Figure contents as structured data
________________________

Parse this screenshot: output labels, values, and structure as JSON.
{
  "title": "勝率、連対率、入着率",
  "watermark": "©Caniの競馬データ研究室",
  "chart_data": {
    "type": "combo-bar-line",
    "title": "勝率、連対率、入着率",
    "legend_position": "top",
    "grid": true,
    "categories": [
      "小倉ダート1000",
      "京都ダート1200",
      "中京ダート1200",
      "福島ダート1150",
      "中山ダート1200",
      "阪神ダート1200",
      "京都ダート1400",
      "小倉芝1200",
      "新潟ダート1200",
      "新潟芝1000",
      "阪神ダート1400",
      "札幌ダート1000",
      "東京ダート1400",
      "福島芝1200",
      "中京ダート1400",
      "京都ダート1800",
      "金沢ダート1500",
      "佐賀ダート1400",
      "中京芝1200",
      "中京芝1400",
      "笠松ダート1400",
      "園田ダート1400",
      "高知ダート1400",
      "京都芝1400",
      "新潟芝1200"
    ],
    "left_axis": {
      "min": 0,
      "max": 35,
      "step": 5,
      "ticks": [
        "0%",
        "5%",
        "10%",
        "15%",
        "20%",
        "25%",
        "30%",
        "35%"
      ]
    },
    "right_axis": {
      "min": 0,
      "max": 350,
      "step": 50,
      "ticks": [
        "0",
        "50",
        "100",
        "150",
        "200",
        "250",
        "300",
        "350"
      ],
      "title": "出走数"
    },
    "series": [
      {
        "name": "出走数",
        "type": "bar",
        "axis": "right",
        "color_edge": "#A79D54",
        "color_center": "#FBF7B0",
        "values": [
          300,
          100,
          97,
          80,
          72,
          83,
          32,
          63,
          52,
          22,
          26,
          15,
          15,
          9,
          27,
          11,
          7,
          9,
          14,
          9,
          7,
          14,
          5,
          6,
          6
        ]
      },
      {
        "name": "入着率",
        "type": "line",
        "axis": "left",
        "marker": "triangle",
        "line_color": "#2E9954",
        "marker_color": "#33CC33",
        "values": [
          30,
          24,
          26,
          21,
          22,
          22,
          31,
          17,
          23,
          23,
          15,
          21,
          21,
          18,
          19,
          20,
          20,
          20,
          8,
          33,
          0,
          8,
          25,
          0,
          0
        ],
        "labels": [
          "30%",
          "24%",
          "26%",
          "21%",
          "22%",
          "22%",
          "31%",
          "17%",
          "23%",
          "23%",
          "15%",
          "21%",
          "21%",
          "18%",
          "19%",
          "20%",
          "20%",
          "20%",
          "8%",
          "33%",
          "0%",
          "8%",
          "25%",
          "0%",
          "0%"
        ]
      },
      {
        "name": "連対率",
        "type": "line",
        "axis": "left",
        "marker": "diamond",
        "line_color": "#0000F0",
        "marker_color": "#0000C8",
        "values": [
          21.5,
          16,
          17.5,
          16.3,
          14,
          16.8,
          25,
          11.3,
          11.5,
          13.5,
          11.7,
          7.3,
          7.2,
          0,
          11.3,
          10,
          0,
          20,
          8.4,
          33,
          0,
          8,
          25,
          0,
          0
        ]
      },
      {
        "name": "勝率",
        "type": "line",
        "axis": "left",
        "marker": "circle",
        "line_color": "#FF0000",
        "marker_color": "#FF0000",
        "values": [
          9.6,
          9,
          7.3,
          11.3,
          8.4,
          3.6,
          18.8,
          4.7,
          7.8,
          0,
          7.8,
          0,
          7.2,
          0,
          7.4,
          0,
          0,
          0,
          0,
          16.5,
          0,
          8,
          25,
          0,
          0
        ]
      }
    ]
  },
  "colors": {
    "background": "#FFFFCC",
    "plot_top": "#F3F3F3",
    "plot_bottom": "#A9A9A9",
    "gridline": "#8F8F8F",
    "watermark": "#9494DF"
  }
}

________________________

Problem
Each line holding "title" must be found and copied.

Finished answer
  "title": "勝率、連対率、入着率",
    "title": "勝率、連対率、入着率",
      "title": "出走数"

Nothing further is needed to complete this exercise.